DATA EXTRACT =

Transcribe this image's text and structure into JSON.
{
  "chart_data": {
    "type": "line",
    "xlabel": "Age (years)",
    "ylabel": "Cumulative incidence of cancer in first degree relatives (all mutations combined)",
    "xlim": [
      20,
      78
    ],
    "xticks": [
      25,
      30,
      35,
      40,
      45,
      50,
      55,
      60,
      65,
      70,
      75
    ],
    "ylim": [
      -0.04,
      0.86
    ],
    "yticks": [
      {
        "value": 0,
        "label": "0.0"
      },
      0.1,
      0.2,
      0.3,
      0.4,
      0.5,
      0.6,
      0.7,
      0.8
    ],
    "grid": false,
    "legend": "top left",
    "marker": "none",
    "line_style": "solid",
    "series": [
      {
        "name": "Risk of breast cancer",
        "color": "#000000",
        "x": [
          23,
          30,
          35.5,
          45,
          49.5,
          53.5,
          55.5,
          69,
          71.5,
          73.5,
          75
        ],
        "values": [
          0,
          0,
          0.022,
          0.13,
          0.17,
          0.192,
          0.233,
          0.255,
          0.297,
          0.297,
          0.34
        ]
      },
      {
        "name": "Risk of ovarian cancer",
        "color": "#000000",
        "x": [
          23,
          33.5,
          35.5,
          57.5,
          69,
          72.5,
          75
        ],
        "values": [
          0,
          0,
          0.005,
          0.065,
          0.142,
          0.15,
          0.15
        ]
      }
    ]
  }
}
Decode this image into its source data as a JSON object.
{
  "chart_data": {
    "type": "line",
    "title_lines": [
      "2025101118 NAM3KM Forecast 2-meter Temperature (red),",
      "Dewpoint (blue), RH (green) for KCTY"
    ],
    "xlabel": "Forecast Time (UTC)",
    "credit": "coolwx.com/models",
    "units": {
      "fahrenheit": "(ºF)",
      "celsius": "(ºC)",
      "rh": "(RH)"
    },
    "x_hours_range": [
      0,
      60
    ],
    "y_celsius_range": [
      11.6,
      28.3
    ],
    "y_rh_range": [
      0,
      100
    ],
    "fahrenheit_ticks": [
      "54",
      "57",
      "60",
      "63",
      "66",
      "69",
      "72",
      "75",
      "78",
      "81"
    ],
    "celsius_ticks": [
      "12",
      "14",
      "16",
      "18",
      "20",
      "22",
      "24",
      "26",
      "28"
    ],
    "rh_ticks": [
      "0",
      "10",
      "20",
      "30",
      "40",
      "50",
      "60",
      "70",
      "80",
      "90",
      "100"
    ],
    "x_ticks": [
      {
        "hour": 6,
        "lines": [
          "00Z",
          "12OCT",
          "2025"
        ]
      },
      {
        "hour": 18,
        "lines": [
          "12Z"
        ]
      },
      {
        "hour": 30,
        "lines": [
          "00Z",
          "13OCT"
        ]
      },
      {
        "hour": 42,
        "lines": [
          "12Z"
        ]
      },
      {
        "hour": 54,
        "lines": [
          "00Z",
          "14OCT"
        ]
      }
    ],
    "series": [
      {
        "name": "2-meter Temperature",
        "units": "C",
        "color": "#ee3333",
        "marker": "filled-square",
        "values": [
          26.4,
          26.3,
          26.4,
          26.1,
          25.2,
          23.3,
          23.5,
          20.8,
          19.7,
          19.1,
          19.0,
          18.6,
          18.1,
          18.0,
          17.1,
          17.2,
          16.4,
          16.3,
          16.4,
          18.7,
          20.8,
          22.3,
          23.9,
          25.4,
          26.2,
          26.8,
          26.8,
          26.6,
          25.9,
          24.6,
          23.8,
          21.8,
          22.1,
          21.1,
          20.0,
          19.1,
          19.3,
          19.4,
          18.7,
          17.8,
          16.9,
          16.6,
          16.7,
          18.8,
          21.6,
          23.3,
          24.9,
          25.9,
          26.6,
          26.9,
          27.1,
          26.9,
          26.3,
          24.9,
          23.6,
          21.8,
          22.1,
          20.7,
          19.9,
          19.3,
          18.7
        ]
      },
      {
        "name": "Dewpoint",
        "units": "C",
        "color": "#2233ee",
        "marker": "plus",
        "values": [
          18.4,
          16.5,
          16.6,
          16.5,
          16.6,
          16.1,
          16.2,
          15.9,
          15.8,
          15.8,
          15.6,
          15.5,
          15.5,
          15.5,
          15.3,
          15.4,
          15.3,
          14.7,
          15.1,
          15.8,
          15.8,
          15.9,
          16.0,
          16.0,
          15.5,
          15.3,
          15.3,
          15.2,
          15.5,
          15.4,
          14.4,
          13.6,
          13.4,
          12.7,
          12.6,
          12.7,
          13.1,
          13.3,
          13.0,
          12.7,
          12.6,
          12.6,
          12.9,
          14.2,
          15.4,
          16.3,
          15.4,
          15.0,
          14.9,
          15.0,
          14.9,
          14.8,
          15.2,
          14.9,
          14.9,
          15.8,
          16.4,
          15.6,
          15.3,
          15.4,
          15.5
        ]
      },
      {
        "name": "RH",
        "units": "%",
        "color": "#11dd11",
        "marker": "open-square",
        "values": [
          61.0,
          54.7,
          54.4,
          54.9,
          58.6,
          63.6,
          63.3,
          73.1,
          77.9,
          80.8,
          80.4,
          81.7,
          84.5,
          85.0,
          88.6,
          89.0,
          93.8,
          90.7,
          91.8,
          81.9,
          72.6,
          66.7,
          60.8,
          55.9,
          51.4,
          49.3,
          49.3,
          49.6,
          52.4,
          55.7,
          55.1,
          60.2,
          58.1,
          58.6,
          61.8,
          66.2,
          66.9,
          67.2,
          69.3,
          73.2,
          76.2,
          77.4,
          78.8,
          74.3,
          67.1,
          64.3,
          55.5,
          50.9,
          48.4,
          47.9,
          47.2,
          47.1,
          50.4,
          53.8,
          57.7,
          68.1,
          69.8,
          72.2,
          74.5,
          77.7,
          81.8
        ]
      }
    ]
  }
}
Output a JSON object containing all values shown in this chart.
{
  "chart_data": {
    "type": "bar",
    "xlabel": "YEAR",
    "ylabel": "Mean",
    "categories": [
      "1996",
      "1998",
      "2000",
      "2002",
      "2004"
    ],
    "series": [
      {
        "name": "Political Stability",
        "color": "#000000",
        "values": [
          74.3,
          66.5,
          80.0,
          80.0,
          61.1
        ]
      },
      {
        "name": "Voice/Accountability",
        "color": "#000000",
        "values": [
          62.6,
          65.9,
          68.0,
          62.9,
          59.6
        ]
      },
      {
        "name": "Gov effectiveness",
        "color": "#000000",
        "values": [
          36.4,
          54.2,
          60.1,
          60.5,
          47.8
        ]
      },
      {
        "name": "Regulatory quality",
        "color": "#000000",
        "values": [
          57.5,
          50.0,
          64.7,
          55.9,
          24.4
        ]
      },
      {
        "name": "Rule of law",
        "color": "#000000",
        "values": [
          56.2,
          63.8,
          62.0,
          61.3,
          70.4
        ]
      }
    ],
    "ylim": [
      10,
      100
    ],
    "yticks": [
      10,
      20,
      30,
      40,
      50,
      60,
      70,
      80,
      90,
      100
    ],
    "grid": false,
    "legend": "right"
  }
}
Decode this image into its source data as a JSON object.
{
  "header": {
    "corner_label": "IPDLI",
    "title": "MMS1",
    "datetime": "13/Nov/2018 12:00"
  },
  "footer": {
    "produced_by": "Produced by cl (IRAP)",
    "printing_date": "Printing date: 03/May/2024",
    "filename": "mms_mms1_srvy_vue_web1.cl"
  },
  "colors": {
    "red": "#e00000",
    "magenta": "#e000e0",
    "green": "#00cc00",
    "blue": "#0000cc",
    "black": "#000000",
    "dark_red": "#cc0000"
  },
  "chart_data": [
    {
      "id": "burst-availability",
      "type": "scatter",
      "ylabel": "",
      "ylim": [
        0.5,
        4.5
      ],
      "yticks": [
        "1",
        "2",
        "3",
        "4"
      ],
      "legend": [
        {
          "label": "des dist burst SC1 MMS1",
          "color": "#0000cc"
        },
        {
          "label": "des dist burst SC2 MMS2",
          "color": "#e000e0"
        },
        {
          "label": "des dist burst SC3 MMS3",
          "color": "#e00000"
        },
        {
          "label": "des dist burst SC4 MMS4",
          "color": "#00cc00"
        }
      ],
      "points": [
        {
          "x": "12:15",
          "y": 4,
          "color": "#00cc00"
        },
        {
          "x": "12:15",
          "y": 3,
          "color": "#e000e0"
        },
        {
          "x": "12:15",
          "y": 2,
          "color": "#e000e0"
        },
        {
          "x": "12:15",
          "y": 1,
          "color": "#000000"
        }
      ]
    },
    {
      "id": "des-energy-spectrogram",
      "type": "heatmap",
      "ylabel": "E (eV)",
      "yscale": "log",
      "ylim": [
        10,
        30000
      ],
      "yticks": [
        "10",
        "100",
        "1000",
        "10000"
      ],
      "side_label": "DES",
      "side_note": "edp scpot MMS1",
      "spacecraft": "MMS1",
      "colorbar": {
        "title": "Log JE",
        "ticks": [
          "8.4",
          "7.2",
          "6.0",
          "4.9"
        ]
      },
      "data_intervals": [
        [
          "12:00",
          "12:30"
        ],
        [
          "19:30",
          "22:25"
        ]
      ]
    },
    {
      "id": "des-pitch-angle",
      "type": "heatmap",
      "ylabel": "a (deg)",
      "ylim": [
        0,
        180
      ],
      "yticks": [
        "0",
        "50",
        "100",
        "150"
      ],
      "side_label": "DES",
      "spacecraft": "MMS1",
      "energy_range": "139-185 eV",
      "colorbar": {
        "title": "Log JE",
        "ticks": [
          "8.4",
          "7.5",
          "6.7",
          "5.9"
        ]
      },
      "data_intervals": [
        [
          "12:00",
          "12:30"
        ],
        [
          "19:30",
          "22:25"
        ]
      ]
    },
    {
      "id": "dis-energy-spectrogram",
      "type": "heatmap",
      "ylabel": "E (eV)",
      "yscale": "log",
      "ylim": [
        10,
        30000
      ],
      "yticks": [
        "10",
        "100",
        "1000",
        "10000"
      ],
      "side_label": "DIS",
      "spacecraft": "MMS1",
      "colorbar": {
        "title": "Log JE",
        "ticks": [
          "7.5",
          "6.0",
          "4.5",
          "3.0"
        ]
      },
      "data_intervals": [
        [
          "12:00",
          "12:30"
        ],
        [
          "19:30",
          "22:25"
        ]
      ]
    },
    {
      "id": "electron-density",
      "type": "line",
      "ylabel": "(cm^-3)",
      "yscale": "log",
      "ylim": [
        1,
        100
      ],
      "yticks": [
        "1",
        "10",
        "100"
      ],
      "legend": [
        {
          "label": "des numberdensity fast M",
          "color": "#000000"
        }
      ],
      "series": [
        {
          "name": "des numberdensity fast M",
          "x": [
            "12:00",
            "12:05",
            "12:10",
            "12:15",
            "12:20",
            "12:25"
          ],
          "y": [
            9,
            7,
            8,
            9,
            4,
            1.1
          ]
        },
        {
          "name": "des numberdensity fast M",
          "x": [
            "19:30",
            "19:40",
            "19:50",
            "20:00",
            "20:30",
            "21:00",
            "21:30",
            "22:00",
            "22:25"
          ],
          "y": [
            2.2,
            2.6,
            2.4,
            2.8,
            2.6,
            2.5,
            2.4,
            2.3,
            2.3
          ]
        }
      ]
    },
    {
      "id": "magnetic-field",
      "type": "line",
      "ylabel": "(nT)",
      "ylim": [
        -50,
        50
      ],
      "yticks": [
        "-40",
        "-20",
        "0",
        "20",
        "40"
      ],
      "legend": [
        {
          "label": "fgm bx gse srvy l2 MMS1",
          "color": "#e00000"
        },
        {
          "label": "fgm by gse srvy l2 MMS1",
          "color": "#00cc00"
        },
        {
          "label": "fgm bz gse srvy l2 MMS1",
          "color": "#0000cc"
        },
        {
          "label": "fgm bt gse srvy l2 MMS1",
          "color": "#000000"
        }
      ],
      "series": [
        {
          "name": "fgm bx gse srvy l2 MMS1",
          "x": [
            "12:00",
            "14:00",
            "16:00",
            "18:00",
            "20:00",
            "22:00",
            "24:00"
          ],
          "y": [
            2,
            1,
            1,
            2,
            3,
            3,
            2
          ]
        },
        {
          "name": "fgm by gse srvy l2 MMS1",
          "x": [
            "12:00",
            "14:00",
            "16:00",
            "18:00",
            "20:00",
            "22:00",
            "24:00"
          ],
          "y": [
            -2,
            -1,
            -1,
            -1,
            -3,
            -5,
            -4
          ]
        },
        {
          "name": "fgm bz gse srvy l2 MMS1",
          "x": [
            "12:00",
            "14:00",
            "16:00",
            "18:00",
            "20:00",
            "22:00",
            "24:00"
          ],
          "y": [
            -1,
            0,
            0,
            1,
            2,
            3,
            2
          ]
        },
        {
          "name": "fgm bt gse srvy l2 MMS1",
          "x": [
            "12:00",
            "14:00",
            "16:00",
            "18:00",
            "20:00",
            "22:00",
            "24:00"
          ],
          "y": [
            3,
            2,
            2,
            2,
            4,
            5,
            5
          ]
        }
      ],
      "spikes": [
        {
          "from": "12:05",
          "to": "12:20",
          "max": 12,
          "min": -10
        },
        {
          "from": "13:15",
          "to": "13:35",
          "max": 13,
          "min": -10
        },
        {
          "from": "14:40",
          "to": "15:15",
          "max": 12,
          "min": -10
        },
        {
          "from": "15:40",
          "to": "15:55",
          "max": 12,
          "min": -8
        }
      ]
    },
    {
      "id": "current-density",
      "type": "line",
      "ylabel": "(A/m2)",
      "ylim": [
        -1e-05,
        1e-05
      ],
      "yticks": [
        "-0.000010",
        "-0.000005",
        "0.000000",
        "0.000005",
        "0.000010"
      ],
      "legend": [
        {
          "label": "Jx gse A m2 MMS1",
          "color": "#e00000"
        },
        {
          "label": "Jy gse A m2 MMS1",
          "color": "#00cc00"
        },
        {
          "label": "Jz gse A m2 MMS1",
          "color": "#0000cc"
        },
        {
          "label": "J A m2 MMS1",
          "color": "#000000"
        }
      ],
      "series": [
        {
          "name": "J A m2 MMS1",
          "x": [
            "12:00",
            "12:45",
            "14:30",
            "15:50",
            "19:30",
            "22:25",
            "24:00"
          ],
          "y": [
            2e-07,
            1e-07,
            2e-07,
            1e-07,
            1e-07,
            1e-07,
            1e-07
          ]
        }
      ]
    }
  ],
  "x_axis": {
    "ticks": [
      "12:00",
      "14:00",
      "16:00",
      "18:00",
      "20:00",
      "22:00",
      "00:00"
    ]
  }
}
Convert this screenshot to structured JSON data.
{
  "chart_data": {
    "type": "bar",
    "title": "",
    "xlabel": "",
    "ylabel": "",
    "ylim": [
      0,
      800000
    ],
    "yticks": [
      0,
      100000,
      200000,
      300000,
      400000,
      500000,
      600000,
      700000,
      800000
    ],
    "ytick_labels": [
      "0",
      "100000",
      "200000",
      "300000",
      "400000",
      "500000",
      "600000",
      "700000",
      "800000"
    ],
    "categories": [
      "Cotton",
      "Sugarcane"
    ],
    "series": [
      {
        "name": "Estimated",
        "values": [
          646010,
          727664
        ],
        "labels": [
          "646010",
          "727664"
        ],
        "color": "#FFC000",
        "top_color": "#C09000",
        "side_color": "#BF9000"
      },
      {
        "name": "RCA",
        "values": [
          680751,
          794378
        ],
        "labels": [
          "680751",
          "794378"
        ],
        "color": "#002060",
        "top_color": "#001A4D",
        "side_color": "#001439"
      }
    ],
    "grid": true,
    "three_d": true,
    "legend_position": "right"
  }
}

TASK OBJECTIVE = Select and copy each line from the data that includes the word "burst".

ANSWER TO THE EXERCISE =
      "id": "burst-availability",
          "label": "des dist burst SC1 MMS1",
          "label": "des dist burst SC2 MMS2",
          "label": "des dist burst SC3 MMS3",
          "label": "des dist burst SC4 MMS4",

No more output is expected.